_The request_
Your task is to print all of the data word for word.

_Some records_
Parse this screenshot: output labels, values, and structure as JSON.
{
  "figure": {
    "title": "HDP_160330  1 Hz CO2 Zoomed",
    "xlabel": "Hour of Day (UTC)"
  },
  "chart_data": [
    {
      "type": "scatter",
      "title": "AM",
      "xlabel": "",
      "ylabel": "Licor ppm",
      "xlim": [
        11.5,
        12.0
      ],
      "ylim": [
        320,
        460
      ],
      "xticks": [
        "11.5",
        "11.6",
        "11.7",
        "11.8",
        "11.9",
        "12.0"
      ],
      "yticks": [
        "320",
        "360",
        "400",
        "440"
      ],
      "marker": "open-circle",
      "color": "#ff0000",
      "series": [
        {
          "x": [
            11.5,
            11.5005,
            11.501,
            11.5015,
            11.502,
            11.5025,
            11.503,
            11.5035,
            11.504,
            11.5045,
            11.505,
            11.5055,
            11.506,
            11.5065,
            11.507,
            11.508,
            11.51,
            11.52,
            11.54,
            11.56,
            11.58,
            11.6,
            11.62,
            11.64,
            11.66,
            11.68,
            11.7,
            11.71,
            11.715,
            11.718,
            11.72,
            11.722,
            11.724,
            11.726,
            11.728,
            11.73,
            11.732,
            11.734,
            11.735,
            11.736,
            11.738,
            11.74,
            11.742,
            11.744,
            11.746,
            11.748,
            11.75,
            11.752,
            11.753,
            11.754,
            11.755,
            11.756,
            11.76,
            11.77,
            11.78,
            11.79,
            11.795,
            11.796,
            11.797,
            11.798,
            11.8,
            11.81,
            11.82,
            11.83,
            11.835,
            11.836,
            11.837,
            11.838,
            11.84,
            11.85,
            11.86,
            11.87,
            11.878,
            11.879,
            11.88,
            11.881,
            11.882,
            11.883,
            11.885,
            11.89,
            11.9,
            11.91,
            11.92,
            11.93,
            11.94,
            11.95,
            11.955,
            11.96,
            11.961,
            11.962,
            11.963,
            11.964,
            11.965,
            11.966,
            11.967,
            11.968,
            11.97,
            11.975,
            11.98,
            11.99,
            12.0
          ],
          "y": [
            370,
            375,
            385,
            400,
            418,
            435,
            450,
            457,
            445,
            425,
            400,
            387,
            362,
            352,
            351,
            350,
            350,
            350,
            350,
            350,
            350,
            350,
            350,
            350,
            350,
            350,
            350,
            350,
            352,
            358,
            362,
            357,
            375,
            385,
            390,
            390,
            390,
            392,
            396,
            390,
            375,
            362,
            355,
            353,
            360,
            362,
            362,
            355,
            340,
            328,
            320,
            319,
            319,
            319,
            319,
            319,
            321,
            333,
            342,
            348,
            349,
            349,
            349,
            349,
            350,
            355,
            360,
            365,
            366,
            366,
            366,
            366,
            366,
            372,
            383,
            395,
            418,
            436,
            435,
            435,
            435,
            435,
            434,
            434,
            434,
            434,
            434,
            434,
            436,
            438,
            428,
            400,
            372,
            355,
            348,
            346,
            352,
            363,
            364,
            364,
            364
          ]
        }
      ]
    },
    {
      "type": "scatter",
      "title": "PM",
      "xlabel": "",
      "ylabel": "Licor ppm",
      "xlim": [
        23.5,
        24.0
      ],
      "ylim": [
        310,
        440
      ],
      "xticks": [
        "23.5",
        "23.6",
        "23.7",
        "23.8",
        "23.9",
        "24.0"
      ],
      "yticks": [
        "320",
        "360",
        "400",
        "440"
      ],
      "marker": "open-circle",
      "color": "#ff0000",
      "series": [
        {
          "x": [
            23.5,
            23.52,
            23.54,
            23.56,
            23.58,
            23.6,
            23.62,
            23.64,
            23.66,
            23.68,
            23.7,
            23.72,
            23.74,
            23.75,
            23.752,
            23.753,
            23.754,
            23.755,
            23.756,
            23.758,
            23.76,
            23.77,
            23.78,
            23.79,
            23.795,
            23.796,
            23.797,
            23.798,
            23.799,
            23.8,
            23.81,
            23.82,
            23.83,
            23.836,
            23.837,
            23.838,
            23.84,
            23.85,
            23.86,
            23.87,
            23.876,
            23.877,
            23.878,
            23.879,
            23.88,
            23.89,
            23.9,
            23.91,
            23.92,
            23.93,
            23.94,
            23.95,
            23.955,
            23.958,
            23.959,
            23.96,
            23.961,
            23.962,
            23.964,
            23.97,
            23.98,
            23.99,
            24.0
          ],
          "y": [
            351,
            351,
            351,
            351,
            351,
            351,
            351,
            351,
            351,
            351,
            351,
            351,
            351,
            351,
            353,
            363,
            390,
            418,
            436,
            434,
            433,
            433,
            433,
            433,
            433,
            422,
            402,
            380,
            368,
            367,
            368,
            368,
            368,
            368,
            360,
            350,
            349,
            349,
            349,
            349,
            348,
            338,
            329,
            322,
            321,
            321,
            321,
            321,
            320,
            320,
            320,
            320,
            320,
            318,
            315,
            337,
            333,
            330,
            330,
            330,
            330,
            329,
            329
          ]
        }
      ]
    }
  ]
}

_Full output_
Parse this screenshot: output labels, values, and structure as JSON.
{
  "figure": {
    "title": "HDP_160330  1 Hz CO2 Zoomed",
    "xlabel": "Hour of Day (UTC)"
  },
  "chart_data": [
    {
      "type": "scatter",
      "title": "AM",
      "xlabel": "",
      "ylabel": "Licor ppm",
      "xlim": [
        11.5,
        12.0
      ],
      "ylim": [
        320,
        460
      ],
      "xticks": [
        "11.5",
        "11.6",
        "11.7",
        "11.8",
        "11.9",
        "12.0"
      ],
      "yticks": [
        "320",
        "360",
        "400",
        "440"
      ],
      "marker": "open-circle",
      "color": "#ff0000",
      "series": [
        {
          "x": [
            11.5,
            11.5005,
            11.501,
            11.5015,
            11.502,
            11.5025,
            11.503,
            11.5035,
            11.504,
            11.5045,
            11.505,
            11.5055,
            11.506,
            11.5065,
            11.507,
            11.508,
            11.51,
            11.52,
            11.54,
            11.56,
            11.58,
            11.6,
            11.62,
            11.64,
            11.66,
            11.68,
            11.7,
            11.71,
            11.715,
            11.718,
            11.72,
            11.722,
            11.724,
            11.726,
            11.728,
            11.73,
            11.732,
            11.734,
            11.735,
            11.736,
            11.738,
            11.74,
            11.742,
            11.744,
            11.746,
            11.748,
            11.75,
            11.752,
            11.753,
            11.754,
            11.755,
            11.756,
            11.76,
            11.77,
            11.78,
            11.79,
            11.795,
            11.796,
            11.797,
            11.798,
            11.8,
            11.81,
            11.82,
            11.83,
            11.835,
            11.836,
            11.837,
            11.838,
            11.84,
            11.85,
            11.86,
            11.87,
            11.878,
            11.879,
            11.88,
            11.881,
            11.882,
            11.883,
            11.885,
            11.89,
            11.9,
            11.91,
            11.92,
            11.93,
            11.94,
            11.95,
            11.955,
            11.96,
            11.961,
            11.962,
            11.963,
            11.964,
            11.965,
            11.966,
            11.967,
            11.968,
            11.97,
            11.975,
            11.98,
            11.99,
            12.0
          ],
          "y": [
            370,
            375,
            385,
            400,
            418,
            435,
            450,
            457,
            445,
            425,
            400,
            387,
            362,
            352,
            351,
            350,
            350,
            350,
            350,
            350,
            350,
            350,
            350,
            350,
            350,
            350,
            350,
            350,
            352,
            358,
            362,
            357,
            375,
            385,
            390,
            390,
            390,
            392,
            396,
            390,
            375,
            362,
            355,
            353,
            360,
            362,
            362,
            355,
            340,
            328,
            320,
            319,
            319,
            319,
            319,
            319,
            321,
            333,
            342,
            348,
            349,
            349,
            349,
            349,
            350,
            355,
            360,
            365,
            366,
            366,
            366,
            366,
            366,
            372,
            383,
            395,
            418,
            436,
            435,
            435,
            435,
            435,
            434,
            434,
            434,
            434,
            434,
            434,
            436,
            438,
            428,
            400,
            372,
            355,
            348,
            346,
            352,
            363,
            364,
            364,
            364
          ]
        }
      ]
    },
    {
      "type": "scatter",
      "title": "PM",
      "xlabel": "",
      "ylabel": "Licor ppm",
      "xlim": [
        23.5,
        24.0
      ],
      "ylim": [
        310,
        440
      ],
      "xticks": [
        "23.5",
        "23.6",
        "23.7",
        "23.8",
        "23.9",
        "24.0"
      ],
      "yticks": [
        "320",
        "360",
        "400",
        "440"
      ],
      "marker": "open-circle",
      "color": "#ff0000",
      "series": [
        {
          "x": [
            23.5,
            23.52,
            23.54,
            23.56,
            23.58,
            23.6,
            23.62,
            23.64,
            23.66,
            23.68,
            23.7,
            23.72,
            23.74,
            23.75,
            23.752,
            23.753,
            23.754,
            23.755,
            23.756,
            23.758,
            23.76,
            23.77,
            23.78,
            23.79,
            23.795,
            23.796,
            23.797,
            23.798,
            23.799,
            23.8,
            23.81,
            23.82,
            23.83,
            23.836,
            23.837,
            23.838,
            23.84,
            23.85,
            23.86,
            23.87,
            23.876,
            23.877,
            23.878,
            23.879,
            23.88,
            23.89,
            23.9,
            23.91,
            23.92,
            23.93,
            23.94,
            23.95,
            23.955,
            23.958,
            23.959,
            23.96,
            23.961,
            23.962,
            23.964,
            23.97,
            23.98,
            23.99,
            24.0
          ],
          "y": [
            351,
            351,
            351,
            351,
            351,
            351,
            351,
            351,
            351,
            351,
            351,
            351,
            351,
            351,
            353,
            363,
            390,
            418,
            436,
            434,
            433,
            433,
            433,
            433,
            433,
            422,
            402,
            380,
            368,
            367,
            368,
            368,
            368,
            368,
            360,
            350,
            349,
            349,
            349,
            349,
            348,
            338,
            329,
            322,
            321,
            321,
            321,
            321,
            320,
            320,
            320,
            320,
            320,
            318,
            315,
            337,
            333,
            330,
            330,
            330,
            330,
            329,
            329
          ]
        }
      ]
    }
  ]
}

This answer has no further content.